--- Start ---

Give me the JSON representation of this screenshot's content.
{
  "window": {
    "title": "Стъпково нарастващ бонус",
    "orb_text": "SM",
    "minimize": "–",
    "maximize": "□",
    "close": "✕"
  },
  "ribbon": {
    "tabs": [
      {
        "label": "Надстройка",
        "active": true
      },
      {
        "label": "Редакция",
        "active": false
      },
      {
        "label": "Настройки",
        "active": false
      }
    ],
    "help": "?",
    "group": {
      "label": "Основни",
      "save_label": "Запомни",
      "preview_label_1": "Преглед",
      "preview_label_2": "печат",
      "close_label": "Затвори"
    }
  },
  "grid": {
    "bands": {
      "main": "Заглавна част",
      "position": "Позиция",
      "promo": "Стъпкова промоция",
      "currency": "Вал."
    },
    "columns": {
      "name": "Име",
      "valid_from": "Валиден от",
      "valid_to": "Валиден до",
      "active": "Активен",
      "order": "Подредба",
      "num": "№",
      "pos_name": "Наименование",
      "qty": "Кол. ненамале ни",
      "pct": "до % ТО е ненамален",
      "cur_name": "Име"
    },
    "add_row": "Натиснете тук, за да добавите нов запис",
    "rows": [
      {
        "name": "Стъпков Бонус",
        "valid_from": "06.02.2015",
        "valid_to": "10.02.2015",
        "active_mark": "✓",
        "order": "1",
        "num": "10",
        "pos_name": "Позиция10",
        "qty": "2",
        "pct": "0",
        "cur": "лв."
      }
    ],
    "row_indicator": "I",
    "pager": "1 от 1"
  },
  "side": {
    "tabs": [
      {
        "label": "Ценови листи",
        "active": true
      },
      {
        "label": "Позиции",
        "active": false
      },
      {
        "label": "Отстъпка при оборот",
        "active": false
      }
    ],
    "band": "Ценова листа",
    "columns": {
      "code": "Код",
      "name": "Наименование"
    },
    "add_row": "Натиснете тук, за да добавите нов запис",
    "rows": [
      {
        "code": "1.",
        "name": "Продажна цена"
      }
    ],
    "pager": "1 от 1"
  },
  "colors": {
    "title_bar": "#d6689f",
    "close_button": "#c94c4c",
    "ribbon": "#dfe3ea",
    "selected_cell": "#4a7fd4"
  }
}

--- End ---
--- Start ---

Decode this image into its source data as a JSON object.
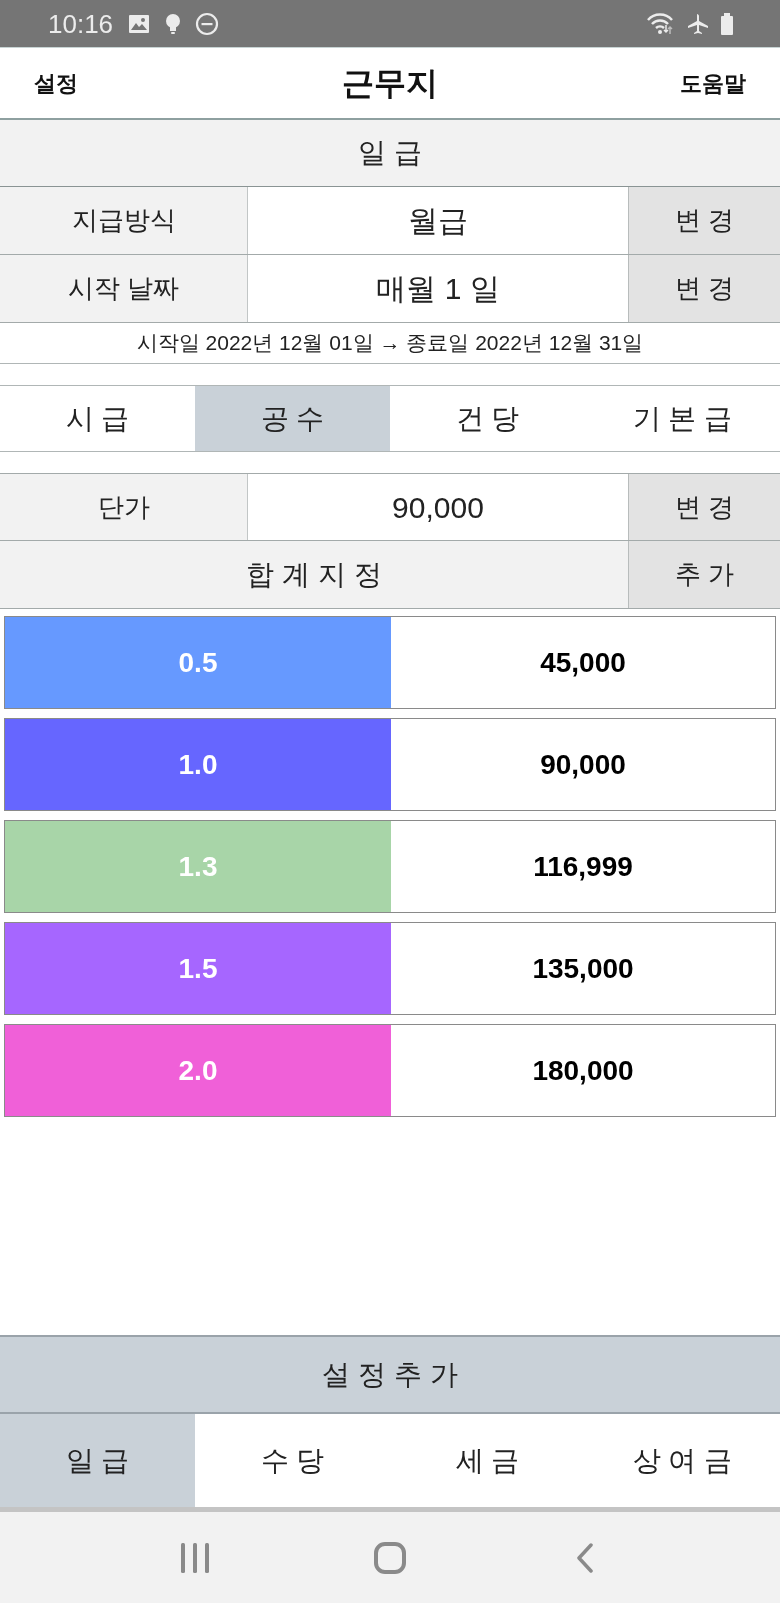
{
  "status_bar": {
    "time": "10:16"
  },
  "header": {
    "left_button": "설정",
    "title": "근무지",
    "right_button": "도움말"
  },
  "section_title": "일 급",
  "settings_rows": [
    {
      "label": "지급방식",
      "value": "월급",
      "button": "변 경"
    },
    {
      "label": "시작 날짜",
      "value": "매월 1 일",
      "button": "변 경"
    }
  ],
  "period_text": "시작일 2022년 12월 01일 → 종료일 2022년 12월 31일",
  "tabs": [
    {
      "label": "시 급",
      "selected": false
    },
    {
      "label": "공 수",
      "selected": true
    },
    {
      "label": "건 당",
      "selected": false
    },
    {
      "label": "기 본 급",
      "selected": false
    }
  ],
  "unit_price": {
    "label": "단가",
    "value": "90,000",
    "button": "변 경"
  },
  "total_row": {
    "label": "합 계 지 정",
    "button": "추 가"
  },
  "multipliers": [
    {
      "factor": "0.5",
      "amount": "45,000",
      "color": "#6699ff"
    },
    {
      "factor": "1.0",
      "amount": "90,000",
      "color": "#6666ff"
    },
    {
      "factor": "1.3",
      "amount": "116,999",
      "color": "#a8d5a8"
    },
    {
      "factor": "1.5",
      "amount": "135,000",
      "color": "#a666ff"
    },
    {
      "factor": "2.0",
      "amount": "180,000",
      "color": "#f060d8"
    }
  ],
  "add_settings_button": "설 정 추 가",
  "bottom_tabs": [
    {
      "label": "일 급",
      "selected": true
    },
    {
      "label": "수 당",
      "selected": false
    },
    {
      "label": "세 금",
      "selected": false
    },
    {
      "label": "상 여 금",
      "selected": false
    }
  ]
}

--- End ---
--- Start ---

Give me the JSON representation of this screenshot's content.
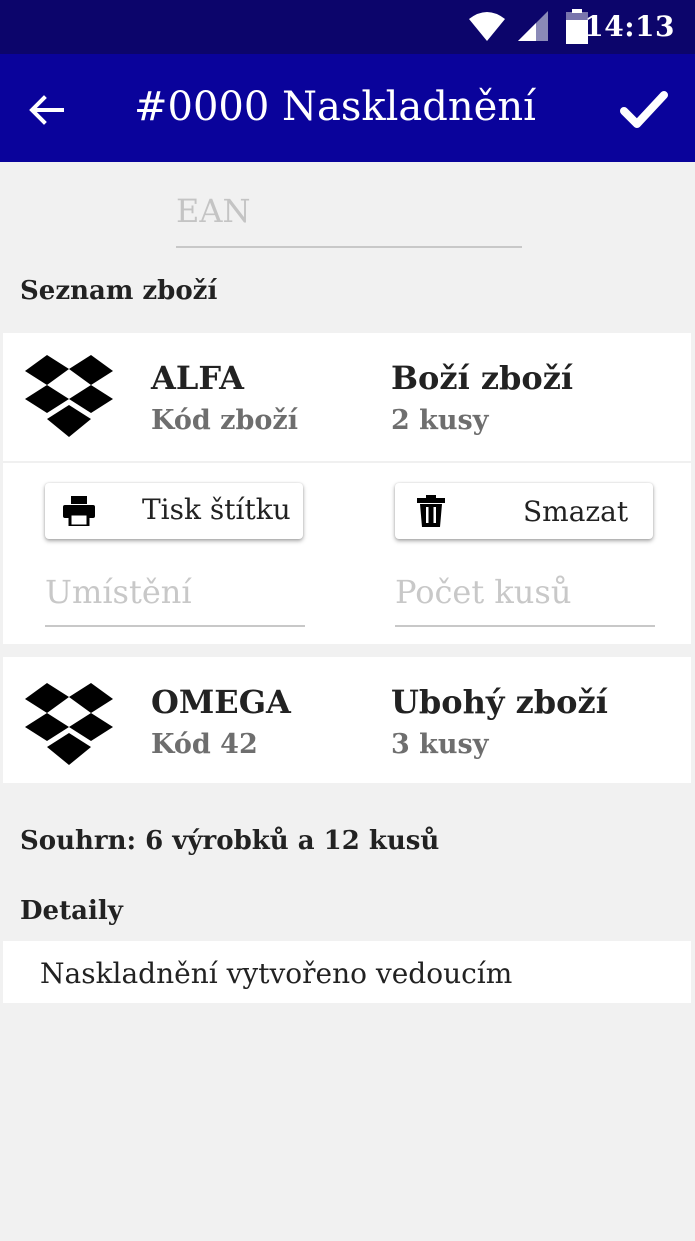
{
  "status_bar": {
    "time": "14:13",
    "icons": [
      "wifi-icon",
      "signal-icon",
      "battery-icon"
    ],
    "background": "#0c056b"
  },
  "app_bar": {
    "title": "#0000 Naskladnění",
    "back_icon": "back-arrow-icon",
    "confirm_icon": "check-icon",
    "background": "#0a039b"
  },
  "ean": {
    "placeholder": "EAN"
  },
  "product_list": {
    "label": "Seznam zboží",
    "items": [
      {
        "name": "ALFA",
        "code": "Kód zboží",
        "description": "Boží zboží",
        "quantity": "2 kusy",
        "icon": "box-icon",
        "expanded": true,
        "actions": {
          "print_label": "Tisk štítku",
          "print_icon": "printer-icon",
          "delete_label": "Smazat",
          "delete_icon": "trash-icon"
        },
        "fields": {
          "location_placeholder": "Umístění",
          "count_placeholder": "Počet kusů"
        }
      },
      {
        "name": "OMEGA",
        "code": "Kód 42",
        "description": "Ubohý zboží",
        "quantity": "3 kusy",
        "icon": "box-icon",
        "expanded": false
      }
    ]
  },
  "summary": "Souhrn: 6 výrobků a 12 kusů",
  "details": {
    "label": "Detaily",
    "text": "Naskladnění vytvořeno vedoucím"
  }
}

--- End ---

YOUR GOAL -
Pick out every line above that contains the word "Наименование" and copy it.

RESULT FOR THIS TASK -
      "pos_name": "Наименование",
      "name": "Наименование"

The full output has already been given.